### Dataset content
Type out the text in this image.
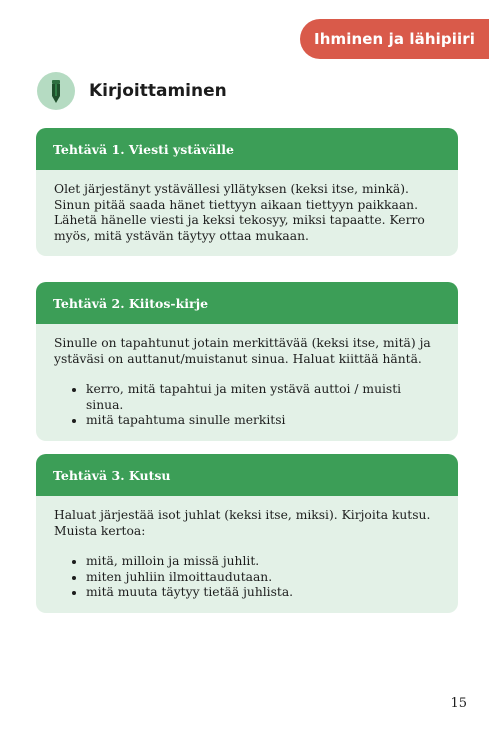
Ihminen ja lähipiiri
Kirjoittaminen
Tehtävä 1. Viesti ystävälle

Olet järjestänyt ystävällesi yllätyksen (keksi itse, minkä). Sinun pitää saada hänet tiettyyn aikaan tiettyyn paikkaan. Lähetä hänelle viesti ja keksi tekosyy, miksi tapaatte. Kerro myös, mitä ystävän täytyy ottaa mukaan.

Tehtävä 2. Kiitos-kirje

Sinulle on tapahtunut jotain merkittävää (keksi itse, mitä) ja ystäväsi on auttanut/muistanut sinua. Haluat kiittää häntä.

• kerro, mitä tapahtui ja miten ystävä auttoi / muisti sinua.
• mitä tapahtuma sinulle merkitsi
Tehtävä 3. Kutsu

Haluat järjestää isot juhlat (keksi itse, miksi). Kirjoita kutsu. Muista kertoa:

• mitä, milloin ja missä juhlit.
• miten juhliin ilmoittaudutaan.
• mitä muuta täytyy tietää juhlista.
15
---
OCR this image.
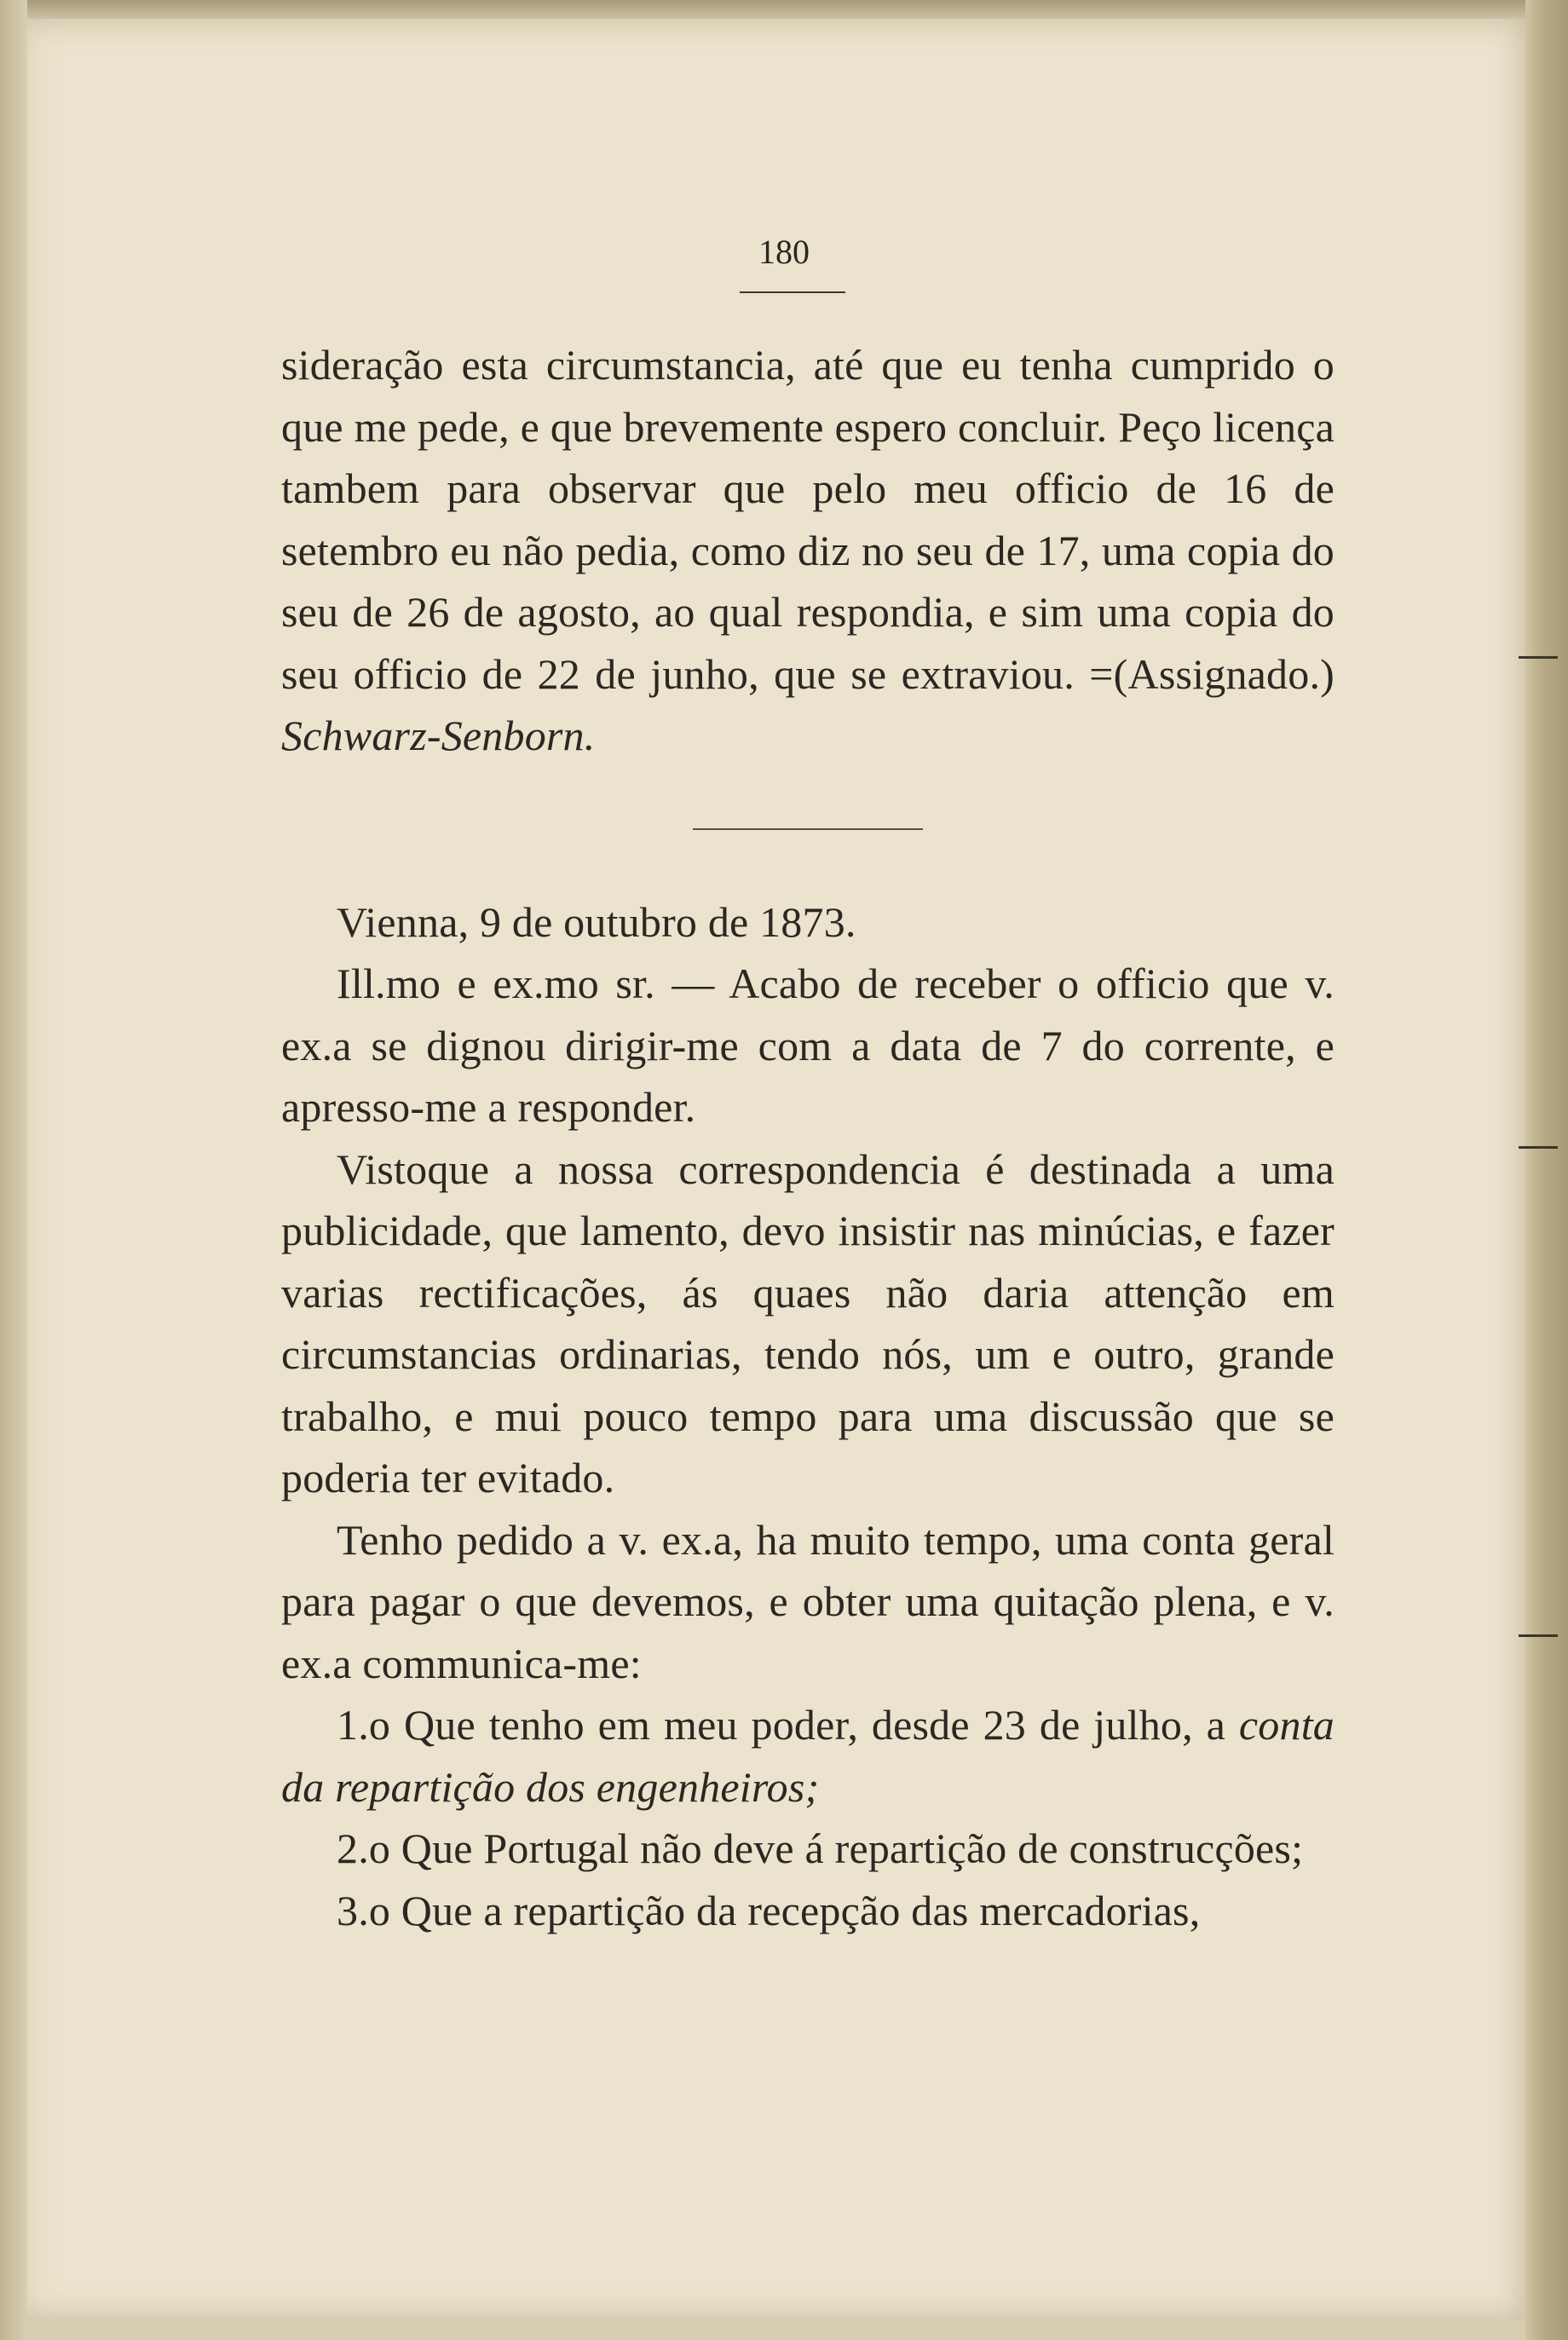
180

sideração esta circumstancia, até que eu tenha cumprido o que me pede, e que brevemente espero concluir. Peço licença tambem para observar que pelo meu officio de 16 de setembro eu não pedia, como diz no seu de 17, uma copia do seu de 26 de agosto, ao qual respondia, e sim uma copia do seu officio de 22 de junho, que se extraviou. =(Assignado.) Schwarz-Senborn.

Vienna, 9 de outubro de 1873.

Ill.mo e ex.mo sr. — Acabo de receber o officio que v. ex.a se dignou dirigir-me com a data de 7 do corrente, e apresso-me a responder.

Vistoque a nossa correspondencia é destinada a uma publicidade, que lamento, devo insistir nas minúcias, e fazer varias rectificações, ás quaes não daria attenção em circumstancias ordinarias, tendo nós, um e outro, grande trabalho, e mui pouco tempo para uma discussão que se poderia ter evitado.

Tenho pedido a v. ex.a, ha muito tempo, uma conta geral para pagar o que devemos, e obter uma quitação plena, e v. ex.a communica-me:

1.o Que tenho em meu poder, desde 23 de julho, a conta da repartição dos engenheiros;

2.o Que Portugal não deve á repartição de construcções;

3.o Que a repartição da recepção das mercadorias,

### Exercise
From the entries above, pull out each line that includes "miksi".

### Written answer
Olet järjestänyt ystävällesi yllätyksen (keksi itse, minkä). Sinun pitää saada hänet tiettyyn aikaan tiettyyn paikkaan. Lähetä hänelle viesti ja keksi tekosyy, miksi tapaatte. Kerro myös, mitä ystävän täytyy ottaa mukaan.
Haluat järjestää isot juhlat (keksi itse, miksi). Kirjoita kutsu. Muista kertoa:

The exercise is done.